Write out all the material exactly. Leave nothing out.

(Dataset listings of figures)
——

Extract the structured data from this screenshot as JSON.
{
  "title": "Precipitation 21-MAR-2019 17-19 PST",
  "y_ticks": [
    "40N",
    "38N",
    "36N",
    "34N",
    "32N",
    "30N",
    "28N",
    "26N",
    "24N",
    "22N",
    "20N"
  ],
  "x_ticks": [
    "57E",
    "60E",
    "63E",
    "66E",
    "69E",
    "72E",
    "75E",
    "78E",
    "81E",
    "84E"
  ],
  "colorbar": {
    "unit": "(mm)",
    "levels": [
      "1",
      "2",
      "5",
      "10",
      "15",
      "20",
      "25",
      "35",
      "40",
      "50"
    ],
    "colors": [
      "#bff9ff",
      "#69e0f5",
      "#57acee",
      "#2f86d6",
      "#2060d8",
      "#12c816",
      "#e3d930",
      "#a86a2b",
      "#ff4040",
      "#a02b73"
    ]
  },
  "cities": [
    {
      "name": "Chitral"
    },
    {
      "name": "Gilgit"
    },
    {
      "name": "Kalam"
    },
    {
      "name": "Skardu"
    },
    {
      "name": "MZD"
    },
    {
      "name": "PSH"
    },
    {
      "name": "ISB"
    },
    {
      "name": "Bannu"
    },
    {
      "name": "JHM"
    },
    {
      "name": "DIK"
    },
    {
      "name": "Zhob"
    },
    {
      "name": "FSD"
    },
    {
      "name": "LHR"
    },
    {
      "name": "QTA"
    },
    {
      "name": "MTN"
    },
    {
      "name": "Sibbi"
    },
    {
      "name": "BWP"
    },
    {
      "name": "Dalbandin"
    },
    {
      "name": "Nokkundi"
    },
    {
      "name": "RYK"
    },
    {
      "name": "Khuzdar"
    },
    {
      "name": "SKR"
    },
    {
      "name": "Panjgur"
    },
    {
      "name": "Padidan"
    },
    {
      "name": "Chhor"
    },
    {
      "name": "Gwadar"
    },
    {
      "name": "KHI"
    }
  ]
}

——

#### Correct output
Extract the structured data from this screenshot as JSON.
{
  "title": "Precipitation 21-MAR-2019 17-19 PST",
  "y_ticks": [
    "40N",
    "38N",
    "36N",
    "34N",
    "32N",
    "30N",
    "28N",
    "26N",
    "24N",
    "22N",
    "20N"
  ],
  "x_ticks": [
    "57E",
    "60E",
    "63E",
    "66E",
    "69E",
    "72E",
    "75E",
    "78E",
    "81E",
    "84E"
  ],
  "colorbar": {
    "unit": "(mm)",
    "levels": [
      "1",
      "2",
      "5",
      "10",
      "15",
      "20",
      "25",
      "35",
      "40",
      "50"
    ],
    "colors": [
      "#bff9ff",
      "#69e0f5",
      "#57acee",
      "#2f86d6",
      "#2060d8",
      "#12c816",
      "#e3d930",
      "#a86a2b",
      "#ff4040",
      "#a02b73"
    ]
  },
  "cities": [
    {
      "name": "Chitral"
    },
    {
      "name": "Gilgit"
    },
    {
      "name": "Kalam"
    },
    {
      "name": "Skardu"
    },
    {
      "name": "MZD"
    },
    {
      "name": "PSH"
    },
    {
      "name": "ISB"
    },
    {
      "name": "Bannu"
    },
    {
      "name": "JHM"
    },
    {
      "name": "DIK"
    },
    {
      "name": "Zhob"
    },
    {
      "name": "FSD"
    },
    {
      "name": "LHR"
    },
    {
      "name": "QTA"
    },
    {
      "name": "MTN"
    },
    {
      "name": "Sibbi"
    },
    {
      "name": "BWP"
    },
    {
      "name": "Dalbandin"
    },
    {
      "name": "Nokkundi"
    },
    {
      "name": "RYK"
    },
    {
      "name": "Khuzdar"
    },
    {
      "name": "SKR"
    },
    {
      "name": "Panjgur"
    },
    {
      "name": "Padidan"
    },
    {
      "name": "Chhor"
    },
    {
      "name": "Gwadar"
    },
    {
      "name": "KHI"
    }
  ]
}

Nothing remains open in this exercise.